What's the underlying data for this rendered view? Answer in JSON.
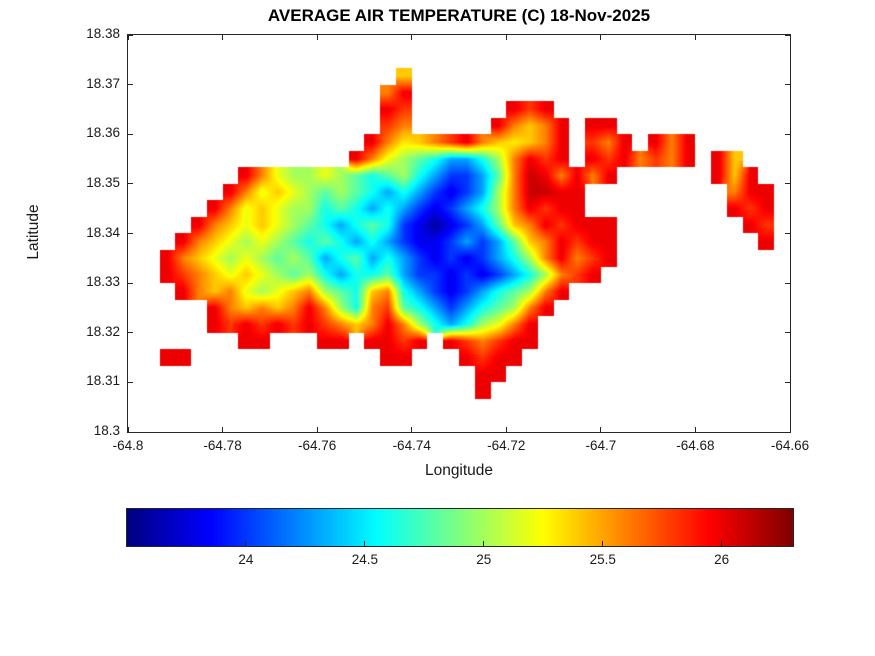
{
  "chart_data": {
    "type": "heatmap",
    "title": "AVERAGE AIR TEMPERATURE (C) 18-Nov-2025",
    "xlabel": "Longitude",
    "ylabel": "Latitude",
    "xlim": [
      -64.8,
      -64.66
    ],
    "ylim": [
      18.3,
      18.38
    ],
    "x_tick_labels": [
      "-64.8",
      "-64.78",
      "-64.76",
      "-64.74",
      "-64.72",
      "-64.7",
      "-64.68",
      "-64.66"
    ],
    "y_tick_labels": [
      "18.3",
      "18.31",
      "18.32",
      "18.33",
      "18.34",
      "18.35",
      "18.36",
      "18.37",
      "18.38"
    ],
    "colormap": "jet",
    "clim": [
      23.5,
      26.3
    ],
    "colorbar": {
      "orientation": "horizontal",
      "tick_labels": [
        "24",
        "24.5",
        "25",
        "25.5",
        "26"
      ]
    },
    "grid": {
      "comment": "Temperature field (deg C) over the island, row 0 = lat 18.38 (top). One char per cell; '.' = no data (sea). value = base_value + (charCode-97)*step",
      "cols": 42,
      "rows": 24,
      "lon_start": -64.8,
      "lon_step": 0.0033333,
      "lat_start": 18.38,
      "lat_step": -0.0033333,
      "encoding": {
        "null_char": ".",
        "base_char": "a",
        "base_value": 23.6,
        "step": 0.1
      },
      "rows_encoded": [
        "",
        "",
        ".................s",
        "................uy",
        "................yw......ywy",
        "................wu.....yusuy.yy",
        "...............yursuwyusrsuy.wuy.yuy",
        "..............yuqomkhhkouywy.ywyuwuy.ys",
        ".......yuqooqomkmokheehmuzyuyuy......ysy",
        "......yuqsqomomkhkhecehouzzyy.........uyy",
        ".....yuqsqookmkhkhecehkouywyy.........ywy",
        "....yusqsqomkhkmkecacehmsuywyyy........yw",
        "...yusqoqomkmkhkheccehehmsuywyy.........y",
        "..yusqoqomomhkmhkhececehkouyuwy",
        "..ywusqsqomokhkkmheececehkouwy",
        "...yusuqoqsuomksukhecehkmouy",
        ".....yususuyuokuwmkhehkmouy",
        ".....ywywywywusuyuokhkoquy",
        ".......yy...yy.yywy.ywuwyy",
        "..yy............yy...ywyy",
        "......................yy",
        "......................y",
        "",
        ""
      ]
    }
  }
}
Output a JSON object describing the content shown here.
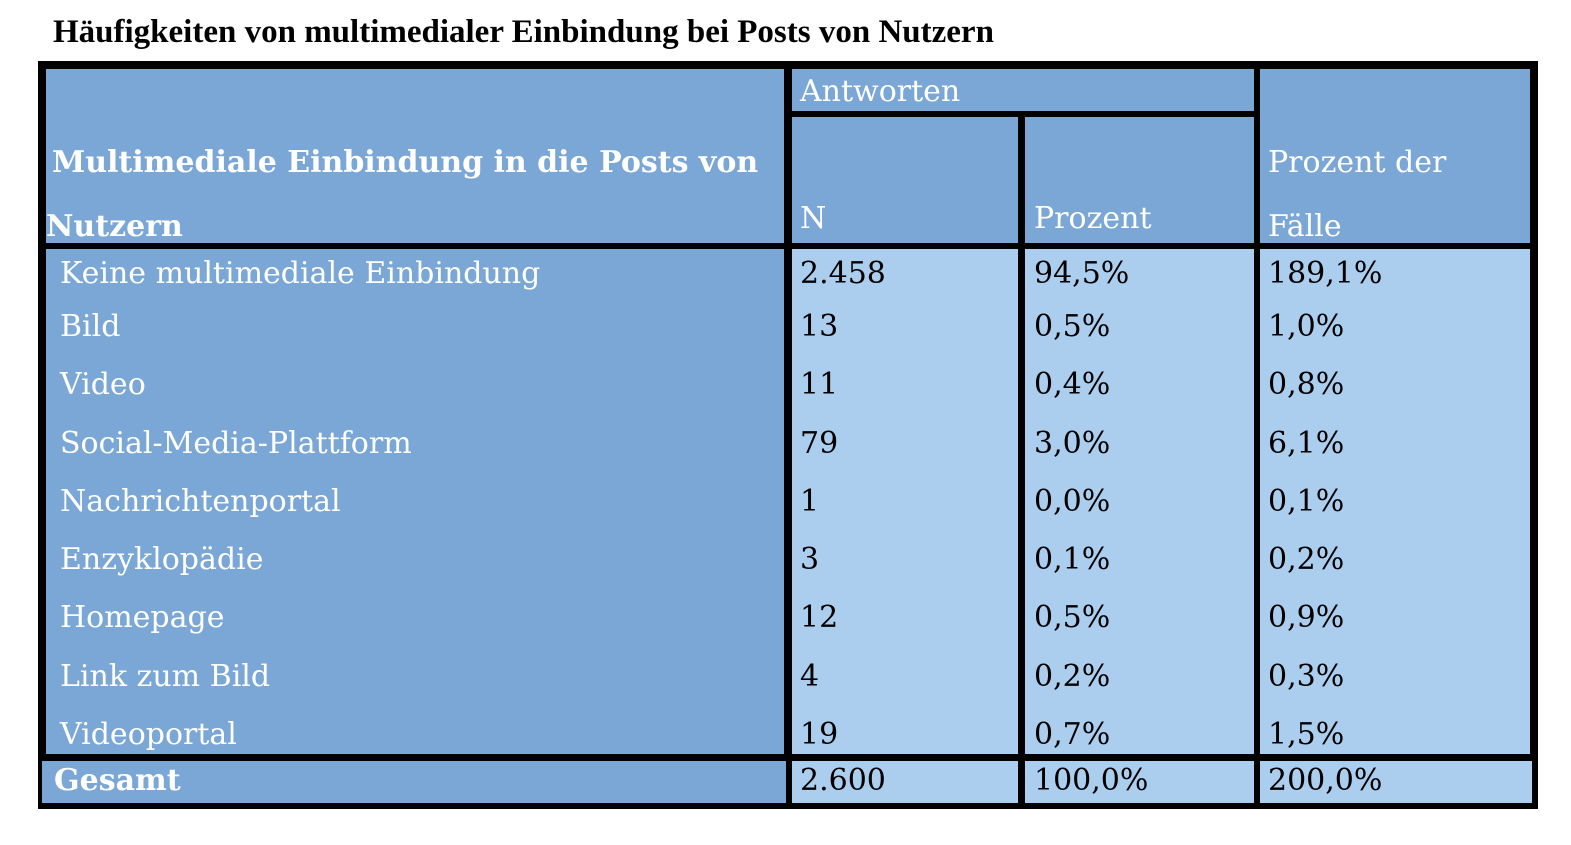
{
  "title": "Häufigkeiten von multimedialer Einbindung bei Posts von Nutzern",
  "chart_data": {
    "type": "table",
    "header": {
      "row_label_line1": "Multimediale Einbindung in die Posts von",
      "row_label_line2": "Nutzern",
      "group": "Antworten",
      "col_n": "N",
      "col_prozent": "Prozent",
      "col_faelle_line1": "Prozent der",
      "col_faelle_line2": "Fälle"
    },
    "rows": [
      {
        "label": "Keine multimediale Einbindung",
        "n": "2.458",
        "prozent": "94,5%",
        "faelle": "189,1%"
      },
      {
        "label": "Bild",
        "n": "13",
        "prozent": "0,5%",
        "faelle": "1,0%"
      },
      {
        "label": "Video",
        "n": "11",
        "prozent": "0,4%",
        "faelle": "0,8%"
      },
      {
        "label": "Social-Media-Plattform",
        "n": "79",
        "prozent": "3,0%",
        "faelle": "6,1%"
      },
      {
        "label": "Nachrichtenportal",
        "n": "1",
        "prozent": "0,0%",
        "faelle": "0,1%"
      },
      {
        "label": "Enzyklopädie",
        "n": "3",
        "prozent": "0,1%",
        "faelle": "0,2%"
      },
      {
        "label": "Homepage",
        "n": "12",
        "prozent": "0,5%",
        "faelle": "0,9%"
      },
      {
        "label": "Link zum Bild",
        "n": "4",
        "prozent": "0,2%",
        "faelle": "0,3%"
      },
      {
        "label": "Videoportal",
        "n": "19",
        "prozent": "0,7%",
        "faelle": "1,5%"
      }
    ],
    "total": {
      "label": "Gesamt",
      "n": "2.600",
      "prozent": "100,0%",
      "faelle": "200,0%"
    }
  },
  "colors": {
    "header_bg": "#7ba7d6",
    "body_bg": "#abcdee",
    "border": "#000000"
  }
}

------------------------------

## Task description
Exactly as written, return every line of the listing, but not the pictures.

## Result for this task
What's the underlying data for this rendered view? Answer in JSON.
{
  "chart_data": {
    "type": "heatmap",
    "title": "AVERAGE AIR TEMPERATURE (C) 18-Nov-2025",
    "xlabel": "Longitude",
    "ylabel": "Latitude",
    "xlim": [
      -64.8,
      -64.66
    ],
    "ylim": [
      18.3,
      18.38
    ],
    "x_tick_labels": [
      "-64.8",
      "-64.78",
      "-64.76",
      "-64.74",
      "-64.72",
      "-64.7",
      "-64.68",
      "-64.66"
    ],
    "y_tick_labels": [
      "18.3",
      "18.31",
      "18.32",
      "18.33",
      "18.34",
      "18.35",
      "18.36",
      "18.37",
      "18.38"
    ],
    "colormap": "jet",
    "clim": [
      23.5,
      26.3
    ],
    "colorbar": {
      "orientation": "horizontal",
      "tick_labels": [
        "24",
        "24.5",
        "25",
        "25.5",
        "26"
      ]
    },
    "grid": {
      "comment": "Temperature field (deg C) over the island, row 0 = lat 18.38 (top). One char per cell; '.' = no data (sea). value = base_value + (charCode-97)*step",
      "cols": 42,
      "rows": 24,
      "lon_start": -64.8,
      "lon_step": 0.0033333,
      "lat_start": 18.38,
      "lat_step": -0.0033333,
      "encoding": {
        "null_char": ".",
        "base_char": "a",
        "base_value": 23.6,
        "step": 0.1
      },
      "rows_encoded": [
        "",
        "",
        ".................s",
        "................uy",
        "................yw......ywy",
        "................wu.....yusuy.yy",
        "...............yursuwyusrsuy.wuy.yuy",
        "..............yuqomkhhkouywy.ywyuwuy.ys",
        ".......yuqooqomkmokheehmuzyuyuy......ysy",
        "......yuqsqomomkhkhecehouzzyy.........uyy",
        ".....yuqsqookmkhkhecehkouywyy.........ywy",
        "....yusqsqomkhkmkecacehmsuywyyy........yw",
        "...yusqoqomkmkhkheccehehmsuywyy.........y",
        "..yusqoqomomhkmhkhececehkouyuwy",
        "..ywusqsqomokhkkmheececehkouwy",
        "...yusuqoqsuomksukhecehkmouy",
        ".....yususuyuokuwmkhehkmouy",
        ".....ywywywywusuyuokhkoquy",
        ".......yy...yy.yywy.ywuwyy",
        "..yy............yy...ywyy",
        "......................yy",
        "......................y",
        "",
        ""
      ]
    }
  }
}
Output a JSON object describing the content shown here.
{
  "title": "Häufigkeiten von multimedialer Einbindung bei Posts von Nutzern",
  "chart_data": {
    "type": "table",
    "header": {
      "row_label_line1": "Multimediale Einbindung in die Posts von",
      "row_label_line2": "Nutzern",
      "group": "Antworten",
      "col_n": "N",
      "col_prozent": "Prozent",
      "col_faelle_line1": "Prozent der",
      "col_faelle_line2": "Fälle"
    },
    "rows": [
      {
        "label": "Keine multimediale Einbindung",
        "n": "2.458",
        "prozent": "94,5%",
        "faelle": "189,1%"
      },
      {
        "label": "Bild",
        "n": "13",
        "prozent": "0,5%",
        "faelle": "1,0%"
      },
      {
        "label": "Video",
        "n": "11",
        "prozent": "0,4%",
        "faelle": "0,8%"
      },
      {
        "label": "Social-Media-Plattform",
        "n": "79",
        "prozent": "3,0%",
        "faelle": "6,1%"
      },
      {
        "label": "Nachrichtenportal",
        "n": "1",
        "prozent": "0,0%",
        "faelle": "0,1%"
      },
      {
        "label": "Enzyklopädie",
        "n": "3",
        "prozent": "0,1%",
        "faelle": "0,2%"
      },
      {
        "label": "Homepage",
        "n": "12",
        "prozent": "0,5%",
        "faelle": "0,9%"
      },
      {
        "label": "Link zum Bild",
        "n": "4",
        "prozent": "0,2%",
        "faelle": "0,3%"
      },
      {
        "label": "Videoportal",
        "n": "19",
        "prozent": "0,7%",
        "faelle": "1,5%"
      }
    ],
    "total": {
      "label": "Gesamt",
      "n": "2.600",
      "prozent": "100,0%",
      "faelle": "200,0%"
    }
  },
  "colors": {
    "header_bg": "#7ba7d6",
    "body_bg": "#abcdee",
    "border": "#000000"
  }
}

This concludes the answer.